_Your instructions:_
Give an exact transcription of every line, dropping the images.

_A block of data:_
──────────────────────────────

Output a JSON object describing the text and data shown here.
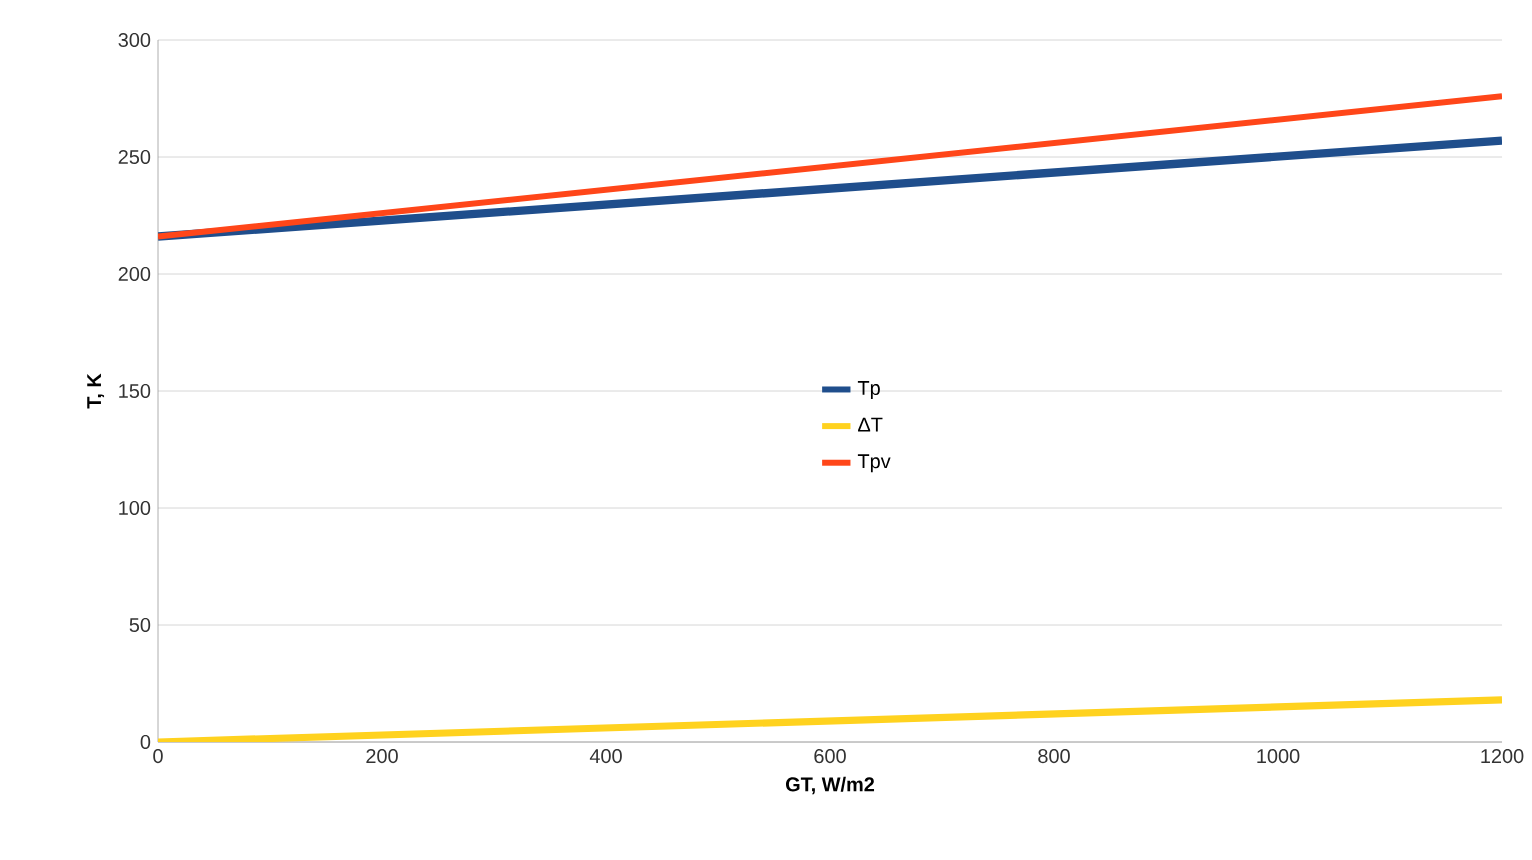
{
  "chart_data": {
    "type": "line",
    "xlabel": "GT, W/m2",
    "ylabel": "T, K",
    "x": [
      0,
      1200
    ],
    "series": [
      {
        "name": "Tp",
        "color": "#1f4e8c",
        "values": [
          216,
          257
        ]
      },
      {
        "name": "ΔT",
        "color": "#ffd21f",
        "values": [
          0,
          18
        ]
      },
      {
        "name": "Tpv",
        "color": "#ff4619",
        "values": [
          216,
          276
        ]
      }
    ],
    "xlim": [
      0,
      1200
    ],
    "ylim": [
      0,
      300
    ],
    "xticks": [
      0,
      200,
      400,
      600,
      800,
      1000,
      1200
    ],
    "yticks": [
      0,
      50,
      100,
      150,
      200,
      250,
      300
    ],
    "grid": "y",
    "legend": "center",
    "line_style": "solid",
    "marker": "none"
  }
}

──────────────────────────────

_Response below:_
Output a JSON object describing the text and data shown here.
{
  "chart_data": {
    "type": "line",
    "xlabel": "GT, W/m2",
    "ylabel": "T, K",
    "x": [
      0,
      1200
    ],
    "series": [
      {
        "name": "Tp",
        "color": "#1f4e8c",
        "values": [
          216,
          257
        ]
      },
      {
        "name": "ΔT",
        "color": "#ffd21f",
        "values": [
          0,
          18
        ]
      },
      {
        "name": "Tpv",
        "color": "#ff4619",
        "values": [
          216,
          276
        ]
      }
    ],
    "xlim": [
      0,
      1200
    ],
    "ylim": [
      0,
      300
    ],
    "xticks": [
      0,
      200,
      400,
      600,
      800,
      1000,
      1200
    ],
    "yticks": [
      0,
      50,
      100,
      150,
      200,
      250,
      300
    ],
    "grid": "y",
    "legend": "center",
    "line_style": "solid",
    "marker": "none"
  }
}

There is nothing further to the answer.